* _What this task involves_
In the listing that follows, count each line containing the string "active" and report only the count.

* _Material to process_

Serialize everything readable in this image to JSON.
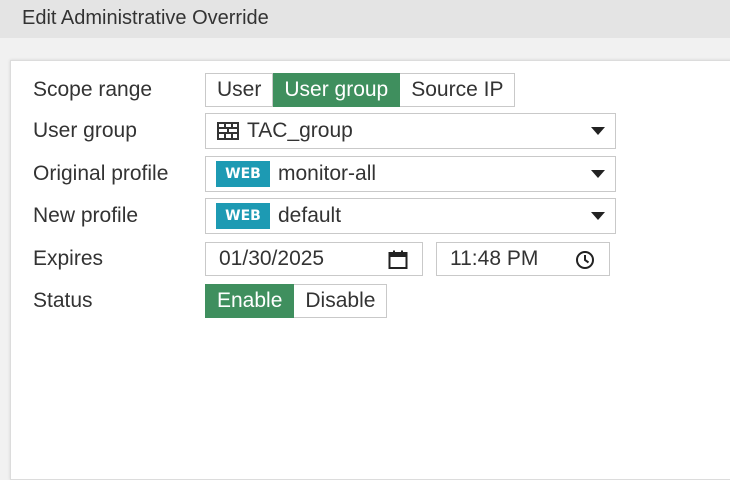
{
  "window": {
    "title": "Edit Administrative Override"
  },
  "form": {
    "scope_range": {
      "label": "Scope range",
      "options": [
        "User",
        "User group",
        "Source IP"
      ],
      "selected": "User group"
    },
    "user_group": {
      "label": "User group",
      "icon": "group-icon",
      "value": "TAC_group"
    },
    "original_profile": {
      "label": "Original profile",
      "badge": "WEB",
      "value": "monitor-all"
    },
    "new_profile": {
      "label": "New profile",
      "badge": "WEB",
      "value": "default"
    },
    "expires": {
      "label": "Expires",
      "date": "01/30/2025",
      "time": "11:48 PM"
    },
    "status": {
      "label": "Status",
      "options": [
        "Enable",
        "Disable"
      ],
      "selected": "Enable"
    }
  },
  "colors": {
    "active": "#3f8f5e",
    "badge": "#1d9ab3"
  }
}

* * *

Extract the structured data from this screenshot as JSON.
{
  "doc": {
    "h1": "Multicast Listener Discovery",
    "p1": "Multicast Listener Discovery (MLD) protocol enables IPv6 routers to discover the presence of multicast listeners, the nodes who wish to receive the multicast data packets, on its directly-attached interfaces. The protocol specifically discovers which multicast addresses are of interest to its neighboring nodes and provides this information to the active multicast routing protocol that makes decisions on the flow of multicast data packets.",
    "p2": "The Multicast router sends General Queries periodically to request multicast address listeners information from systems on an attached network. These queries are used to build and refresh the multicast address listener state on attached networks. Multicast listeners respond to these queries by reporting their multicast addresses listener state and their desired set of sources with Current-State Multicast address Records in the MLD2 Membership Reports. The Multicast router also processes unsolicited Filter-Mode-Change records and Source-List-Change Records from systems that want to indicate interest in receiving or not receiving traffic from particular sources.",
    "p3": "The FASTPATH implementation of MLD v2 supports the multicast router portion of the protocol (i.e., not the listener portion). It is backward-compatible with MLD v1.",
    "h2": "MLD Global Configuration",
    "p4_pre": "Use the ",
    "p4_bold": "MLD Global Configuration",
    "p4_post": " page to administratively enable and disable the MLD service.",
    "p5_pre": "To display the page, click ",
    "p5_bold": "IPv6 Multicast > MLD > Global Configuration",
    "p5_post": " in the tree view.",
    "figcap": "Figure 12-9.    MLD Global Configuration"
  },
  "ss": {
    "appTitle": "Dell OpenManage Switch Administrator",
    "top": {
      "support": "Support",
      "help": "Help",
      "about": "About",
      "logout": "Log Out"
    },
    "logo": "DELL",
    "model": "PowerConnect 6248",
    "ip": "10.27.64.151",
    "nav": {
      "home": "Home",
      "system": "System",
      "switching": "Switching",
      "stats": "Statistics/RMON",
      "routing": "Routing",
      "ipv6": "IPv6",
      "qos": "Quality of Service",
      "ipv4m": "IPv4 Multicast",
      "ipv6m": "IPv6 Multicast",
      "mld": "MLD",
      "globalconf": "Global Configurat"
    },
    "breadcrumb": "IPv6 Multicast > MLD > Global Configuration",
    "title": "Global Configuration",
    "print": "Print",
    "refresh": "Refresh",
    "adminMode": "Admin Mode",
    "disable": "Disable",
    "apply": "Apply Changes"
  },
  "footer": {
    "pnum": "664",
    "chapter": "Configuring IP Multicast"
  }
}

* _Output for this task_
2